### What is required
Could you print all the entries exactly?

───

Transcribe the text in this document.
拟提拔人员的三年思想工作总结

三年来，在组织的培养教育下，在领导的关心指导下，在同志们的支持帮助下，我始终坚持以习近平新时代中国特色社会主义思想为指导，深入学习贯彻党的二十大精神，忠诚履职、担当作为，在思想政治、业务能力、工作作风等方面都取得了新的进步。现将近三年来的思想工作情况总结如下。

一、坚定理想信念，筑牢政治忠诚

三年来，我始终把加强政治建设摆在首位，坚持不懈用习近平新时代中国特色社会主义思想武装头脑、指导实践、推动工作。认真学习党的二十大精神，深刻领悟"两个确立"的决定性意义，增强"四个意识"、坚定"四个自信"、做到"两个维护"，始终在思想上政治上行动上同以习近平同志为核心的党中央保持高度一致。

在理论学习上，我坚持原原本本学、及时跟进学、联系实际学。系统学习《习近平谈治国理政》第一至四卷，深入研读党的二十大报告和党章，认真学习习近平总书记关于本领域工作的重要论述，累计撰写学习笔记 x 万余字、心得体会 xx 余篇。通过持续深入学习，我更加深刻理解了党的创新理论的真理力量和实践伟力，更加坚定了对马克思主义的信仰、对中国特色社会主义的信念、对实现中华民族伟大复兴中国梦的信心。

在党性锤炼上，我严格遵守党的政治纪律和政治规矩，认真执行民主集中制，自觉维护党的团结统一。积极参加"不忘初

───

### The reply
Transcribe the text in this document.
拟提拔人员的三年思想工作总结

三年来，在组织的培养教育下，在领导的关心指导下，在同志们的支持帮助下，我始终坚持以习近平新时代中国特色社会主义思想为指导，深入学习贯彻党的二十大精神，忠诚履职、担当作为，在思想政治、业务能力、工作作风等方面都取得了新的进步。现将近三年来的思想工作情况总结如下。

一、坚定理想信念，筑牢政治忠诚

三年来，我始终把加强政治建设摆在首位，坚持不懈用习近平新时代中国特色社会主义思想武装头脑、指导实践、推动工作。认真学习党的二十大精神，深刻领悟"两个确立"的决定性意义，增强"四个意识"、坚定"四个自信"、做到"两个维护"，始终在思想上政治上行动上同以习近平同志为核心的党中央保持高度一致。

在理论学习上，我坚持原原本本学、及时跟进学、联系实际学。系统学习《习近平谈治国理政》第一至四卷，深入研读党的二十大报告和党章，认真学习习近平总书记关于本领域工作的重要论述，累计撰写学习笔记 x 万余字、心得体会 xx 余篇。通过持续深入学习，我更加深刻理解了党的创新理论的真理力量和实践伟力，更加坚定了对马克思主义的信仰、对中国特色社会主义的信念、对实现中华民族伟大复兴中国梦的信心。

在党性锤炼上，我严格遵守党的政治纪律和政治规矩，认真执行民主集中制，自觉维护党的团结统一。积极参加"不忘初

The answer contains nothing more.